▶ [Aim] Keep only those lines of the records that include the string "color".

▶ [Entries with figure data]

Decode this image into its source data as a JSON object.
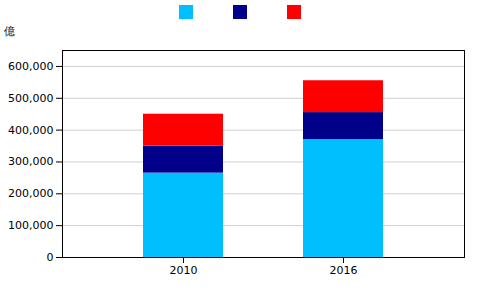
{
  "chart_data": {
    "type": "bar",
    "ylabel": "億",
    "categories": [
      "2010",
      "2016"
    ],
    "series": [
      {
        "color": "#00BFFF",
        "values": [
          265000,
          370000
        ]
      },
      {
        "color": "#00008B",
        "values": [
          85000,
          85000
        ]
      },
      {
        "color": "#FF0000",
        "values": [
          100000,
          100000
        ]
      }
    ],
    "stacked": true,
    "ylim": [
      0,
      650000
    ],
    "yticks": [
      0,
      {
        "value": 100000,
        "label": "100,000"
      },
      {
        "value": 200000,
        "label": "200,000"
      },
      {
        "value": 300000,
        "label": "300,000"
      },
      {
        "value": 400000,
        "label": "400,000"
      },
      {
        "value": 500000,
        "label": "500,000"
      },
      {
        "value": 600000,
        "label": "600,000"
      }
    ],
    "grid": true,
    "legend": "top"
  }
}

▶ [Answer to the exercise]
        "color": "#00BFFF",
        "color": "#00008B",
        "color": "#FF0000",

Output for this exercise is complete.